▶ [Work required]: Each line in the entries below that holds the string "only" is to be listed.

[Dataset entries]
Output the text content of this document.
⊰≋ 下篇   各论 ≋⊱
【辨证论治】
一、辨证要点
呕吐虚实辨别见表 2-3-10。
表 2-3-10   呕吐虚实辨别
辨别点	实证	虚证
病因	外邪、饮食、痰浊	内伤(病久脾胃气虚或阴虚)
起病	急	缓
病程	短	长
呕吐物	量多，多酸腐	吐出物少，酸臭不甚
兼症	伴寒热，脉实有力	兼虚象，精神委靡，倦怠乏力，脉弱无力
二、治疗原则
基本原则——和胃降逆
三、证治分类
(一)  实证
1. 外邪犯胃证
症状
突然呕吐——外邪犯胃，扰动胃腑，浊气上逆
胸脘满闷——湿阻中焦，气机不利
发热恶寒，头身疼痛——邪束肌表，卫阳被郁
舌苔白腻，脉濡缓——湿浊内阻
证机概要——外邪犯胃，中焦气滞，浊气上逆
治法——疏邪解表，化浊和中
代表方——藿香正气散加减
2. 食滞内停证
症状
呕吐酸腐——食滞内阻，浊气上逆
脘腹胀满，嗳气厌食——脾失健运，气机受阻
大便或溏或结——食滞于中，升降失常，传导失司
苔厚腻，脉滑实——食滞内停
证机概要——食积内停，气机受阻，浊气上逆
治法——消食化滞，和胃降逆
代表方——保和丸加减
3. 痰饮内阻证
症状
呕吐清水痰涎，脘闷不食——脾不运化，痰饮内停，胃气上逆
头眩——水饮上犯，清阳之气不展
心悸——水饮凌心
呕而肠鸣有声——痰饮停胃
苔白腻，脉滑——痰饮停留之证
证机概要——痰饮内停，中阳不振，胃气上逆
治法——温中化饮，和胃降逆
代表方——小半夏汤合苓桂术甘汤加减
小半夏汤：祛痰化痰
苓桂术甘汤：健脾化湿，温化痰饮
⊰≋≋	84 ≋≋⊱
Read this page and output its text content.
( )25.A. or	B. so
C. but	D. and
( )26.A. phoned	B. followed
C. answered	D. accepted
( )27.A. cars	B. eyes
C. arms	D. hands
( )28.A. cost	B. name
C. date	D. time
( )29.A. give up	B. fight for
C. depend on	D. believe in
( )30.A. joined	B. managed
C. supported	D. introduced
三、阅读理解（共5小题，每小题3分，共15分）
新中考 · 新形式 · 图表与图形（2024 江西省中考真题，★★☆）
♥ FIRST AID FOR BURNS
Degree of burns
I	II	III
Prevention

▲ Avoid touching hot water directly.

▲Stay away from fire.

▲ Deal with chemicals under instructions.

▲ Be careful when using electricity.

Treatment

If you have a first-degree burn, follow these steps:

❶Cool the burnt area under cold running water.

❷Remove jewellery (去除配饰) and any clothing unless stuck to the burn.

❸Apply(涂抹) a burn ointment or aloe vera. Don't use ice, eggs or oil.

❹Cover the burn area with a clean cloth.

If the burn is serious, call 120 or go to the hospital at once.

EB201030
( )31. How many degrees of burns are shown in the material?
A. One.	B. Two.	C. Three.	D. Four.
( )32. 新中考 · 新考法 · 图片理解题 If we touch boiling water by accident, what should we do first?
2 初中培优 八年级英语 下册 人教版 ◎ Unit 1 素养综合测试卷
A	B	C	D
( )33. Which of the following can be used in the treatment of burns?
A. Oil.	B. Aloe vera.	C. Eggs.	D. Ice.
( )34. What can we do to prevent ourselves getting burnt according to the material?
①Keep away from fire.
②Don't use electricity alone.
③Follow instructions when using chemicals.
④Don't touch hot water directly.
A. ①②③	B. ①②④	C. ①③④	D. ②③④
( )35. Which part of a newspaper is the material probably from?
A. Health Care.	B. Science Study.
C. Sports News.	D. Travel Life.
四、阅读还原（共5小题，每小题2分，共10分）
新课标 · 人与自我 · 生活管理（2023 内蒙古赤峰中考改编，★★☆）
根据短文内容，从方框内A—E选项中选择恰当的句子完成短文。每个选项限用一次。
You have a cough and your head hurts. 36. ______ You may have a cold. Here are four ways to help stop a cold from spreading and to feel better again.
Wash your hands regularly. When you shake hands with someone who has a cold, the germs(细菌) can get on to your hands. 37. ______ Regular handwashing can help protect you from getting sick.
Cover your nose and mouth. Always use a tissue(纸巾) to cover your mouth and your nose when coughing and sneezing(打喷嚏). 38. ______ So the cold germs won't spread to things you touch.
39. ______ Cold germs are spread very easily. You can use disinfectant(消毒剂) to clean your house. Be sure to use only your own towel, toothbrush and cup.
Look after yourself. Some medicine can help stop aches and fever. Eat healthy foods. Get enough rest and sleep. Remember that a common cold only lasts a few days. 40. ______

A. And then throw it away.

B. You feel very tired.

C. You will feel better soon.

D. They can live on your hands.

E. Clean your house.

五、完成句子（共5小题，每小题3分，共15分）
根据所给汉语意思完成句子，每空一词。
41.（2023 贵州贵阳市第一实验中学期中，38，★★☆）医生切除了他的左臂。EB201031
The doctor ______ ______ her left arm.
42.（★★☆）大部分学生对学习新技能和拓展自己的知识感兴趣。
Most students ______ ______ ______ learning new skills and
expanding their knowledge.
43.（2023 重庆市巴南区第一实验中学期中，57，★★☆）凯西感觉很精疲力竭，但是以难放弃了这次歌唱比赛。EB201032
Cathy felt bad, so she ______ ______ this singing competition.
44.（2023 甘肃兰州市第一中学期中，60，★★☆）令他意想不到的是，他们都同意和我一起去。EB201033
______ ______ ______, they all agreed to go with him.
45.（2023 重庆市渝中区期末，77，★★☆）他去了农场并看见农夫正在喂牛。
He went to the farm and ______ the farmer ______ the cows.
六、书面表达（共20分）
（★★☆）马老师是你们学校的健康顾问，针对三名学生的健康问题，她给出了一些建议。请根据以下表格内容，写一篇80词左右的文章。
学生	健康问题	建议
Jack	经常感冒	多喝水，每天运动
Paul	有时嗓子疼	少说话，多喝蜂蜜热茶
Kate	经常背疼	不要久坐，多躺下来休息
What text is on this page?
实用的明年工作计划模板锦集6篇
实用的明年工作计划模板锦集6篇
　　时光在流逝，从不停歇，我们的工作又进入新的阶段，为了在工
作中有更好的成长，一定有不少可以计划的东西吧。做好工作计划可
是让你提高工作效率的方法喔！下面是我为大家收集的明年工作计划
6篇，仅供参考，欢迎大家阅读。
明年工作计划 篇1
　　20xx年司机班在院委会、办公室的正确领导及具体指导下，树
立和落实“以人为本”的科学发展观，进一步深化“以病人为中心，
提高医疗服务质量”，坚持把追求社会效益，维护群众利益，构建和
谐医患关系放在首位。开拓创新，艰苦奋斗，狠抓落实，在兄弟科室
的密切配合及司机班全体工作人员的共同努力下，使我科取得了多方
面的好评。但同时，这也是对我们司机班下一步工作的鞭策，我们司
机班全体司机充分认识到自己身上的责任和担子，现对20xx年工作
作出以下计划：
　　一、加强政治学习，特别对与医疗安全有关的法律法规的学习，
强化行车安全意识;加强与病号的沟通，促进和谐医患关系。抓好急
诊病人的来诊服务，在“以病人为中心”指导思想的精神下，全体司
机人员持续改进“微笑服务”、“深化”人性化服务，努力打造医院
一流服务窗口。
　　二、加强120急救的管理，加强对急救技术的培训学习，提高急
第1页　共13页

▶ [Expected answer]:
39. ______ Cold germs are spread very easily. You can use disinfectant(消毒剂) to clean your house. Be sure to use only your own towel, toothbrush and cup.
Look after yourself. Some medicine can help stop aches and fever. Eat healthy foods. Get enough rest and sleep. Remember that a common cold only lasts a few days. 40. ______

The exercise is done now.